• Work to complete: Every record below should be transcribed exactly. Omit the images.

• Excerpted records:
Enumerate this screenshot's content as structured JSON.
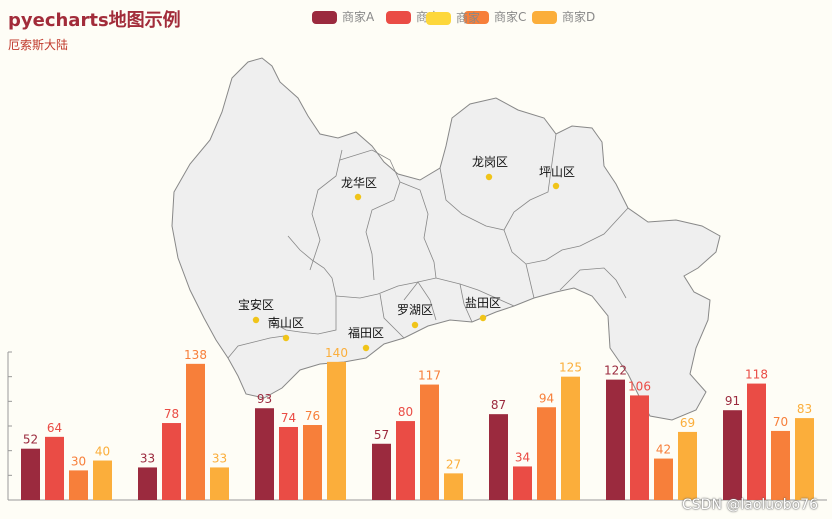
{
  "chart_data": {
    "type": "bar",
    "title": "pyecharts地图示例",
    "subtitle": "厄索斯大陆",
    "legend_position": "top-center",
    "series": [
      {
        "name": "商家A",
        "color": "#9b2a3e",
        "values": [
          52,
          33,
          93,
          57,
          87,
          122,
          91
        ]
      },
      {
        "name": "商家B",
        "color": "#ea4c45",
        "values": [
          64,
          78,
          74,
          80,
          34,
          106,
          118
        ]
      },
      {
        "name": "商家C",
        "color": "#f77f3a",
        "values": [
          30,
          138,
          76,
          117,
          94,
          42,
          70
        ]
      },
      {
        "name": "商家D",
        "color": "#fbae3b",
        "values": [
          40,
          33,
          140,
          27,
          125,
          69,
          83
        ]
      }
    ],
    "legend_overlay": {
      "name": "商家",
      "color": "#fdd73b"
    },
    "ylim": [
      0,
      150
    ],
    "map": {
      "type": "geo-scatter",
      "region": "深圳",
      "fill": "#efefef",
      "stroke": "#888888",
      "point_color": "#f0c419",
      "points": [
        "龙华区",
        "龙岗区",
        "坪山区",
        "宝安区",
        "南山区",
        "福田区",
        "罗湖区",
        "盐田区"
      ]
    }
  },
  "watermark": "CSDN @laoluobo76"
}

• Answer below:
Enumerate this screenshot's content as structured JSON.
{
  "chart_data": {
    "type": "bar",
    "title": "pyecharts地图示例",
    "subtitle": "厄索斯大陆",
    "legend_position": "top-center",
    "series": [
      {
        "name": "商家A",
        "color": "#9b2a3e",
        "values": [
          52,
          33,
          93,
          57,
          87,
          122,
          91
        ]
      },
      {
        "name": "商家B",
        "color": "#ea4c45",
        "values": [
          64,
          78,
          74,
          80,
          34,
          106,
          118
        ]
      },
      {
        "name": "商家C",
        "color": "#f77f3a",
        "values": [
          30,
          138,
          76,
          117,
          94,
          42,
          70
        ]
      },
      {
        "name": "商家D",
        "color": "#fbae3b",
        "values": [
          40,
          33,
          140,
          27,
          125,
          69,
          83
        ]
      }
    ],
    "legend_overlay": {
      "name": "商家",
      "color": "#fdd73b"
    },
    "ylim": [
      0,
      150
    ],
    "map": {
      "type": "geo-scatter",
      "region": "深圳",
      "fill": "#efefef",
      "stroke": "#888888",
      "point_color": "#f0c419",
      "points": [
        "龙华区",
        "龙岗区",
        "坪山区",
        "宝安区",
        "南山区",
        "福田区",
        "罗湖区",
        "盐田区"
      ]
    }
  },
  "watermark": "CSDN @laoluobo76"
}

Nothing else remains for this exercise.